━━━ QUOTED TEXT ━━━

# Simplified 4-Step Process for Modeling using Scikit-Learn
1. Instantiate Model
> `model = Classifier()`
2. Fit model to training data
> `model.fit(X_train, y_train)`
3. Predict on test data with the fitted model
> `pred_test = model.predict(X_test)`
4. Score the model using a metric to evaluate how well it performs
> `fbeta_score(y_test, pred_test, beta=0.5)`

# Working With Missing Data
1. Remove
> We can remove (or “drop”) the rows or columns holding the missing values
2. Impute
> Replace with mean, median, mode of frequency, univariate linear regression, etc.
3. Work Around
> We can build models that work around them, and only use the information provided

Resource: [How to Handle Missing Data](https://towardsdatascience.com/how-to-handle-missing-data-8646b18db0d4)

## Option 1: Removing
1. Ask "Why are the values missing"
> Removing data can lead to biased models

Ex: If data is of survey nature, the types of questions NOT RESPONDED TO may indicate different types of respondents

May be valuable to account for the number of, or which questions have, missing values for each observation:

| Q1 | Q2  | Q3  | Missing |
|----|-----|-----|---------|
| 1  | Nan | 1   | 1       |
| 4  | 4   | Nan | 1       |
| 1  | 2   | 1   | 0       |

### When is it ok to remove missing values?
1. Data entry errors
2. Mechanical errors
3. Didn't need the data
4. The missing data is in the column to be predicted
5. There is no variablity in the observations

### Other Considerations
1. Drop observations
2. Drop columns

━━━

§ PROMPT
Copy out the passage of the modeling notes word for word, starting at "# Working With" and ending at "linear regression, etc.".

━━━ PROVIDED RECORDS ━━━

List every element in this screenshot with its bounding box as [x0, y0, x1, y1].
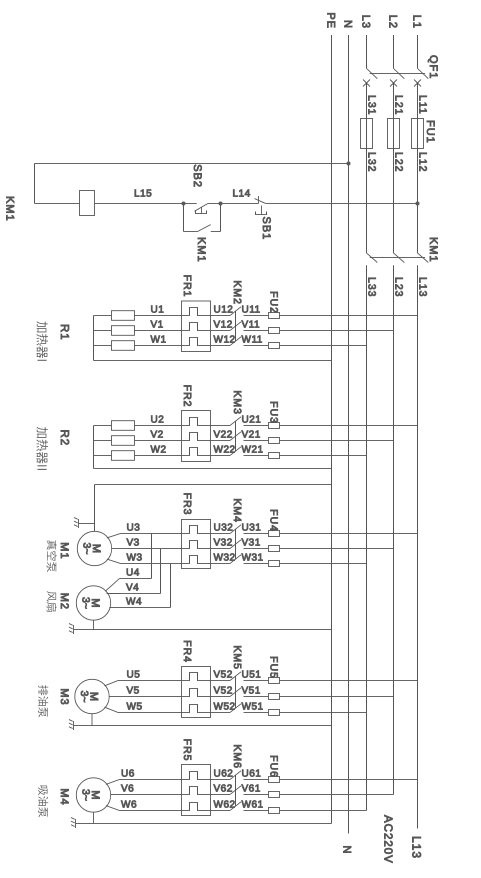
wire: M2 earth riser to PE [74, 629, 332, 631]
wire: fuse to contact 3 [244, 712, 269, 714]
wire U4: jog from M1 wire to M2 wire [151, 534, 153, 579]
wire: heater element 2 to common bar [94, 440, 112, 442]
wire L14: SB1 to node below [221, 203, 259, 205]
svg-text:3~: 3~ [81, 543, 93, 555]
svg-text:V2: V2 [151, 430, 164, 441]
thermal relay FR5 box [182, 765, 211, 816]
wire: contact 2 down to thermal relay [211, 696, 231, 698]
contactor KM3 contact 3 blade [230, 447, 241, 456]
svg-text:L32: L32 [366, 152, 378, 173]
bus wire L13 after KM1 [417, 265, 419, 828]
svg-text:U62: U62 [214, 769, 234, 780]
wire: phase 3 tap from bus down to fuse [280, 712, 367, 714]
wire: M4 frame stub [93, 812, 95, 823]
wire V2: thermal relay to heater [135, 440, 182, 442]
wire: fuse to contact 1 [244, 680, 269, 682]
wire: riser up to N bus [35, 163, 349, 165]
svg-text:U4: U4 [126, 568, 140, 579]
wire: fuse to contact 1 [244, 533, 269, 535]
fuse FU5 element 3 [269, 710, 280, 716]
wire W5: thermal relay down to motor M3 [118, 712, 182, 714]
svg-text:V52: V52 [214, 670, 233, 681]
fuse FU3 element 1 [269, 423, 280, 429]
wire: contact 3 down to thermal relay [211, 455, 231, 457]
fuse FU2 element 1 [269, 313, 280, 319]
svg-text:L13: L13 [417, 277, 429, 298]
contactor KM2 contact 2 blade [230, 322, 241, 331]
wire: M4 earth riser to PE [76, 823, 332, 825]
wire: phase 1 tap from bus down to fuse [280, 425, 418, 427]
wire: control rung from L1 down to SB1 [266, 203, 418, 205]
wire U1: thermal relay to heater [135, 315, 182, 317]
wire: fuse to contact 1 [244, 779, 269, 781]
wire: fuse to contact 2 [244, 440, 269, 442]
wire: contact 1 down to thermal relay [211, 779, 231, 781]
thermal relay FR4 element 2 [182, 689, 211, 697]
breaker QF1 pole L1 x-mark [414, 80, 421, 87]
neutral bus wire N [348, 35, 350, 834]
label oil-discharge pump (Chinese) [38, 685, 48, 695]
thermal relay FR1 box [182, 301, 211, 352]
svg-text:V31: V31 [242, 538, 261, 549]
svg-text:V5: V5 [127, 686, 140, 697]
wire: heater element 2 to common bar [94, 330, 112, 332]
contactor KM1 linkage [370, 257, 425, 259]
svg-text:L11: L11 [417, 95, 429, 115]
wire: M4 W lead diagonal [106, 806, 120, 811]
wire: M1 ground drop [79, 523, 95, 525]
svg-text:L2: L2 [387, 15, 399, 29]
svg-text:KM5: KM5 [231, 645, 243, 670]
svg-text:V6: V6 [121, 784, 134, 795]
svg-text:L23: L23 [393, 277, 405, 298]
svg-text:KM1: KM1 [427, 237, 439, 263]
wire: phase 1 tap from bus down to fuse [280, 533, 418, 535]
svg-text:W61: W61 [242, 800, 264, 811]
resistor R1 element 1 [112, 311, 135, 321]
wire W4: jog from M1 wire to M2 wire [170, 564, 172, 608]
node: control tap on L1 [416, 202, 420, 206]
fuse FU6 element 2 [269, 792, 280, 798]
svg-text:SB2: SB2 [191, 164, 203, 188]
wire: M3 frame stub [91, 714, 93, 726]
wire: fuse to contact 2 [244, 696, 269, 698]
thermal relay FR2 element 1 [182, 418, 211, 426]
fuse FU1 element L3 [361, 119, 373, 149]
breaker QF1 pole L3 blade [367, 68, 378, 78]
node: SB2/KM1-aux upper junction [219, 202, 223, 206]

━━━

§ EXPECTED ANSWER
# Working With Missing Data
1. Remove
> We can remove (or “drop”) the rows or columns holding the missing values
2. Impute
> Replace with mean, median, mode of frequency, univariate linear regression, etc.